**STATED TASK**
Count lines, not occurrences: give the number of lines holding the word "후생노동성", and nothing besides.

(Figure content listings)
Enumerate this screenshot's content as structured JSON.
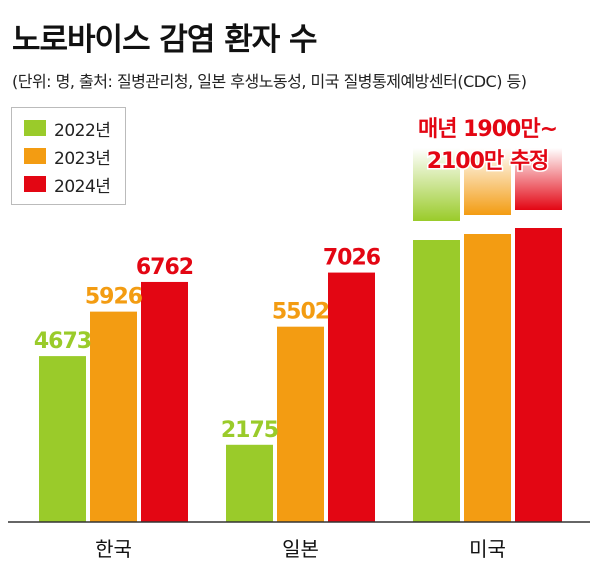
{
  "title": "노로바이스 감염 환자 수",
  "subtitle": "(단위: 명, 출처: 질병관리청, 일본 후생노동성, 미국 질병통제예방센터(CDC) 등)",
  "colors": {
    "2022년": "#9acb2a",
    "2023년": "#f39c12",
    "2024년": "#e30613"
  },
  "legend": [
    {
      "label": "2022년",
      "color": "#9acb2a"
    },
    {
      "label": "2023년",
      "color": "#f39c12"
    },
    {
      "label": "2024년",
      "color": "#e30613"
    }
  ],
  "chart_data": {
    "type": "bar",
    "title": "노로바이스 감염 환자 수",
    "subtitle": "(단위: 명, 출처: 질병관리청, 일본 후생노동성, 미국 질병통제예방센터(CDC) 등)",
    "categories": [
      "한국",
      "일본",
      "미국"
    ],
    "series": [
      {
        "name": "2022년",
        "values": [
          4673,
          2175,
          null
        ]
      },
      {
        "name": "2023년",
        "values": [
          5926,
          5502,
          null
        ]
      },
      {
        "name": "2024년",
        "values": [
          6762,
          7026,
          null
        ]
      }
    ],
    "value_labels": [
      [
        "4673",
        "5926",
        "6762"
      ],
      [
        "2175",
        "5502",
        "7026"
      ]
    ],
    "broken_category": "미국",
    "annotation": {
      "line1": "매년 1900만~",
      "line2": "2100만 추정"
    },
    "legend_position": "top-left",
    "grid": false,
    "ylim": [
      0,
      8000
    ]
  }
}
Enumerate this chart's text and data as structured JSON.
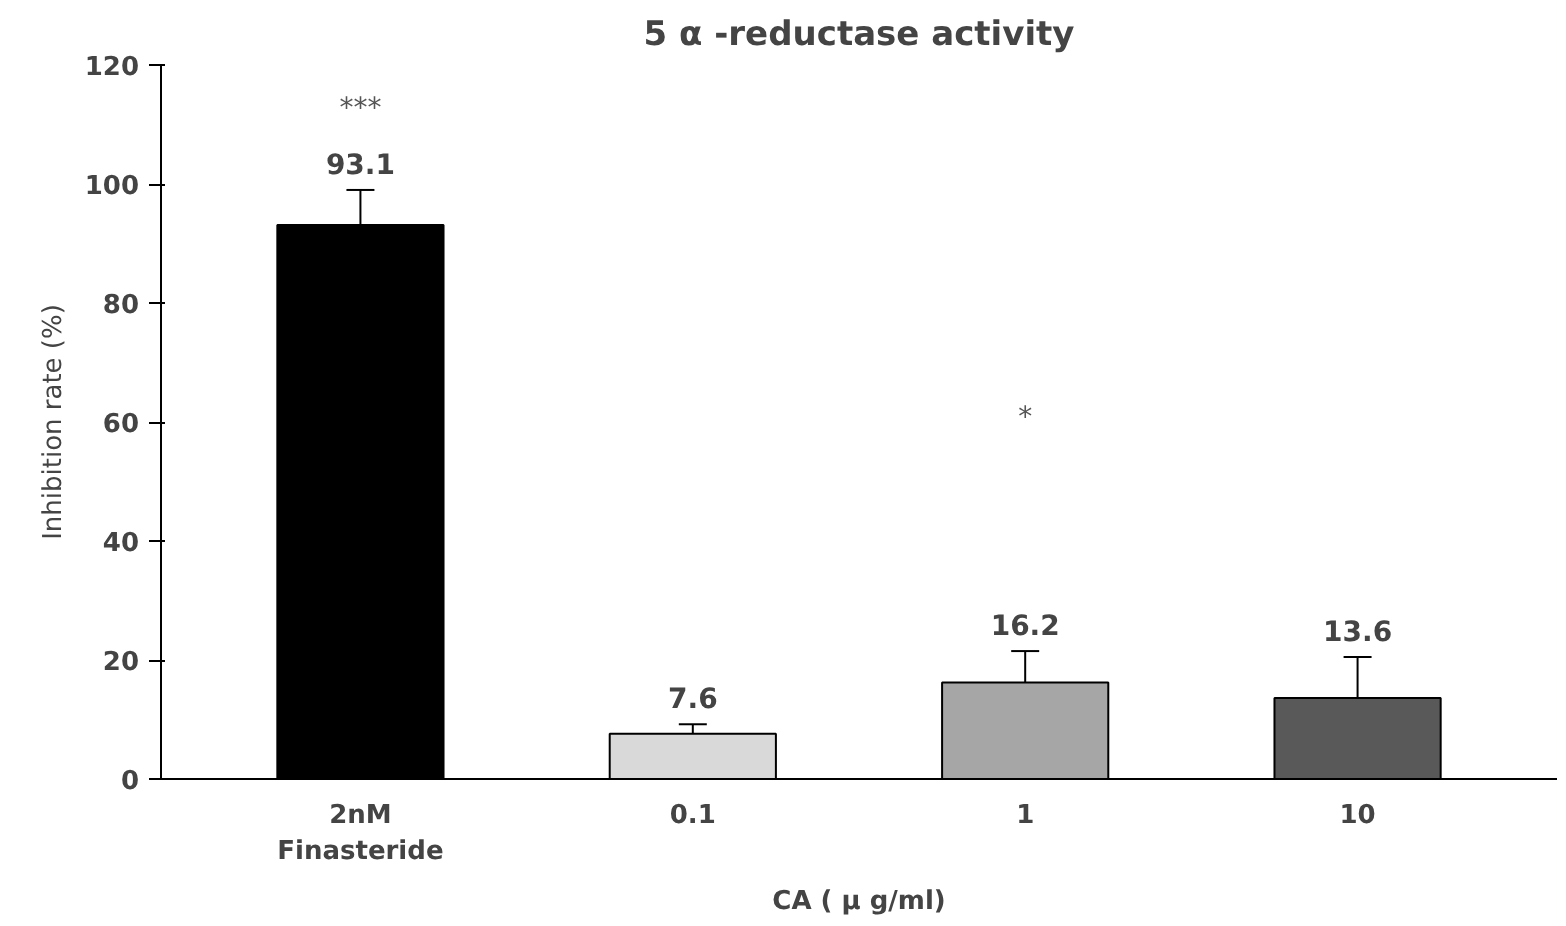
{
  "chart_data": {
    "type": "bar",
    "title": "5 α -reductase activity",
    "ylabel": "Inhibition rate (%)",
    "xlabel": "CA ( μ g/ml)",
    "categories": [
      "2nM\nFinasteride",
      "0.1",
      "1",
      "10"
    ],
    "values": [
      93.1,
      7.6,
      16.2,
      13.6
    ],
    "colors": [
      "#000000",
      "#d9d9d9",
      "#a6a6a6",
      "#595959"
    ],
    "errors": [
      [
        93.1,
        99
      ],
      [
        7.6,
        9.2
      ],
      [
        16.2,
        21.5
      ],
      [
        13.6,
        20.5
      ]
    ],
    "data_labels": true,
    "annotations": [
      "***",
      "*"
    ],
    "ylim": [
      0,
      120
    ],
    "yticks": [
      0,
      20,
      40,
      60,
      80,
      100,
      120
    ],
    "grid": false
  }
}
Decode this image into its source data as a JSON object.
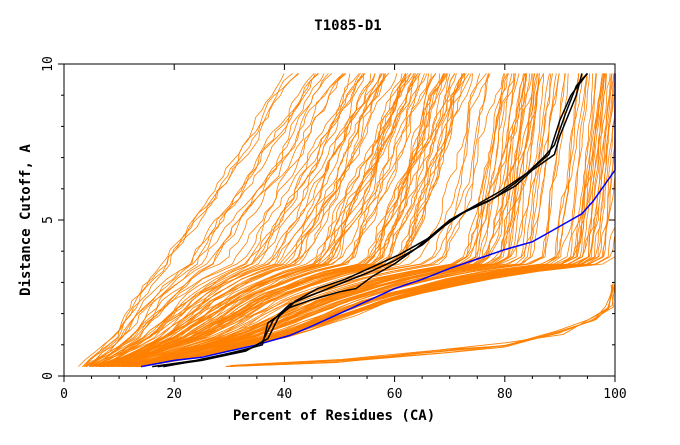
{
  "chart_data": {
    "type": "line",
    "title": "T1085-D1",
    "xlabel": "Percent of Residues (CA)",
    "ylabel": "Distance Cutoff, A",
    "xlim": [
      0,
      100
    ],
    "ylim": [
      0,
      10
    ],
    "x_ticks": [
      "0",
      "20",
      "40",
      "60",
      "80",
      "100"
    ],
    "y_ticks": [
      "0",
      "5",
      "10"
    ],
    "grid": false,
    "legend": "none",
    "colors": {
      "models": "#ff8000",
      "highlight": "#000000",
      "reference": "#0000ff",
      "axes": "#000000"
    },
    "series": [
      {
        "color": "#0000ff",
        "points": [
          [
            14,
            0.3
          ],
          [
            20,
            0.5
          ],
          [
            25,
            0.6
          ],
          [
            30,
            0.8
          ],
          [
            35,
            1.0
          ],
          [
            41,
            1.3
          ],
          [
            45,
            1.6
          ],
          [
            50,
            2.0
          ],
          [
            55,
            2.4
          ],
          [
            60,
            2.8
          ],
          [
            65,
            3.1
          ],
          [
            70,
            3.45
          ],
          [
            75,
            3.75
          ],
          [
            80,
            4.05
          ],
          [
            85,
            4.3
          ],
          [
            88,
            4.6
          ],
          [
            91,
            4.9
          ],
          [
            94,
            5.2
          ],
          [
            96,
            5.6
          ],
          [
            98,
            6.1
          ],
          [
            100,
            6.6
          ],
          [
            100,
            9.7
          ]
        ]
      },
      {
        "color": "#000000",
        "points": [
          [
            17,
            0.3
          ],
          [
            25,
            0.5
          ],
          [
            33,
            0.8
          ],
          [
            36,
            1.1
          ],
          [
            38,
            1.8
          ],
          [
            41,
            2.3
          ],
          [
            45,
            2.6
          ],
          [
            50,
            2.95
          ],
          [
            55,
            3.3
          ],
          [
            60,
            3.7
          ],
          [
            65,
            4.2
          ],
          [
            69,
            4.8
          ],
          [
            73,
            5.3
          ],
          [
            78,
            5.7
          ],
          [
            82,
            6.2
          ],
          [
            86,
            6.8
          ],
          [
            88,
            7.1
          ],
          [
            90,
            8.2
          ],
          [
            92,
            9.0
          ],
          [
            95,
            9.7
          ]
        ]
      },
      {
        "color": "#000000",
        "points": [
          [
            16,
            0.3
          ],
          [
            24,
            0.5
          ],
          [
            32,
            0.8
          ],
          [
            36,
            1.0
          ],
          [
            37,
            1.7
          ],
          [
            41,
            2.2
          ],
          [
            45,
            2.45
          ],
          [
            50,
            2.7
          ],
          [
            53,
            2.8
          ],
          [
            56,
            3.2
          ],
          [
            60,
            3.6
          ],
          [
            64,
            4.1
          ],
          [
            68,
            4.7
          ],
          [
            72,
            5.2
          ],
          [
            77,
            5.6
          ],
          [
            82,
            6.1
          ],
          [
            85,
            6.6
          ],
          [
            89,
            7.1
          ],
          [
            90,
            7.7
          ],
          [
            93,
            9.0
          ],
          [
            94,
            9.7
          ]
        ]
      },
      {
        "color": "#000000",
        "points": [
          [
            18,
            0.3
          ],
          [
            26,
            0.55
          ],
          [
            34,
            0.9
          ],
          [
            37,
            1.2
          ],
          [
            39,
            1.9
          ],
          [
            42,
            2.4
          ],
          [
            46,
            2.8
          ],
          [
            51,
            3.1
          ],
          [
            56,
            3.5
          ],
          [
            61,
            3.9
          ],
          [
            66,
            4.4
          ],
          [
            70,
            5.0
          ],
          [
            74,
            5.4
          ],
          [
            79,
            5.9
          ],
          [
            84,
            6.5
          ],
          [
            87,
            7.0
          ],
          [
            89,
            7.4
          ],
          [
            91,
            8.4
          ],
          [
            93,
            9.3
          ],
          [
            95,
            9.7
          ]
        ]
      }
    ],
    "model_band": {
      "color": "#ff8000",
      "count": 150,
      "low_edge": [
        [
          3,
          0.3
        ],
        [
          8,
          1.2
        ],
        [
          12,
          2.5
        ],
        [
          17,
          3.8
        ],
        [
          23,
          5.2
        ],
        [
          30,
          6.8
        ],
        [
          35,
          8.3
        ],
        [
          41,
          9.7
        ]
      ],
      "high_edge": [
        [
          14,
          0.3
        ],
        [
          24,
          0.6
        ],
        [
          34,
          1.0
        ],
        [
          42,
          1.3
        ],
        [
          52,
          1.9
        ],
        [
          62,
          2.5
        ],
        [
          72,
          2.9
        ],
        [
          80,
          3.2
        ],
        [
          88,
          3.4
        ],
        [
          94,
          3.5
        ],
        [
          98,
          3.6
        ],
        [
          100,
          3.8
        ],
        [
          100,
          9.7
        ]
      ],
      "bottom_cluster": [
        [
          30,
          0.3
        ],
        [
          50,
          0.5
        ],
        [
          70,
          0.8
        ],
        [
          80,
          1.0
        ],
        [
          90,
          1.4
        ],
        [
          96,
          1.8
        ],
        [
          99,
          2.2
        ],
        [
          100,
          3.0
        ]
      ]
    }
  }
}
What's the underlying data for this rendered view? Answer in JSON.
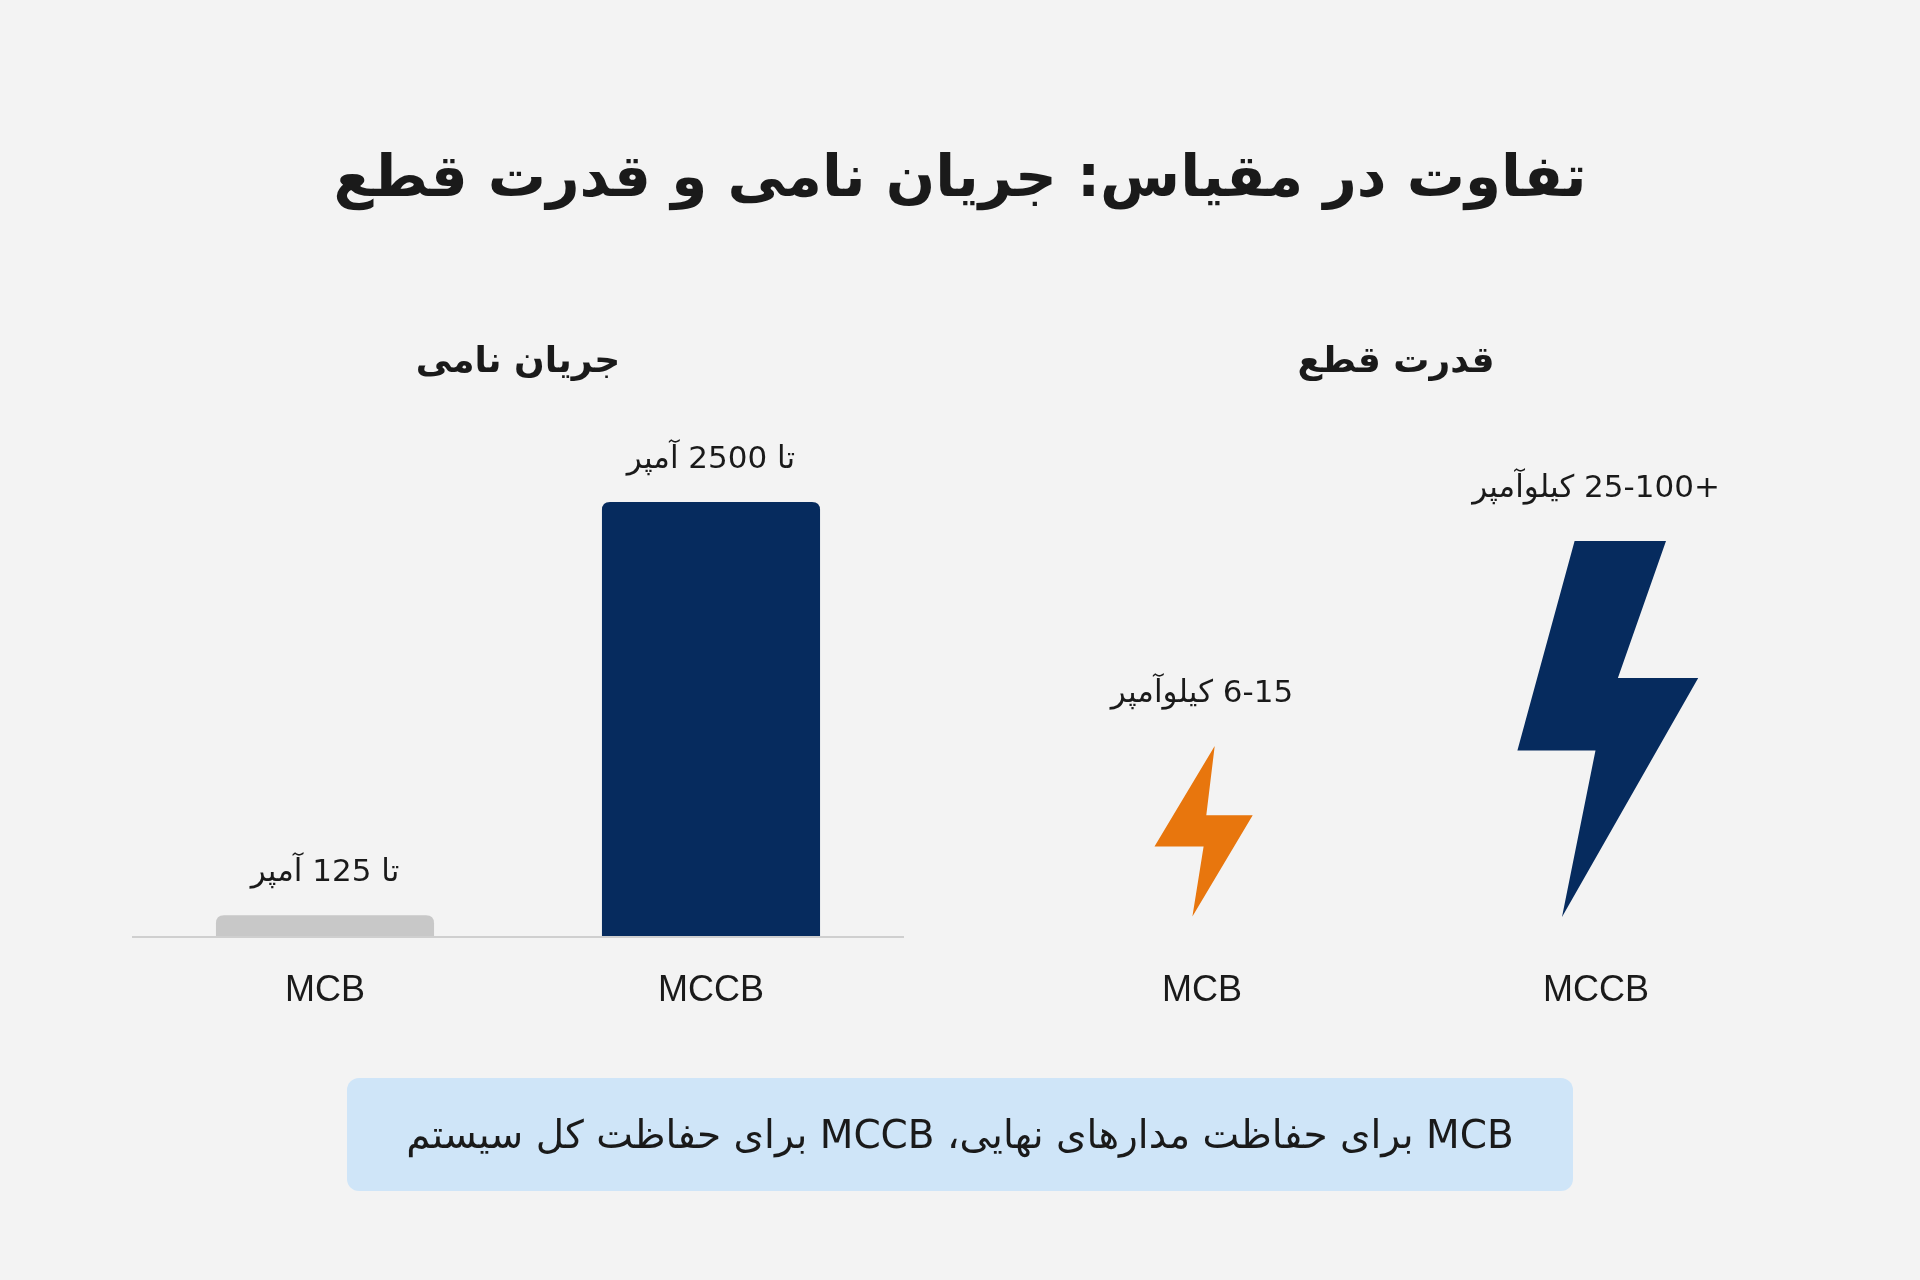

**EXERCISE RESULT**
2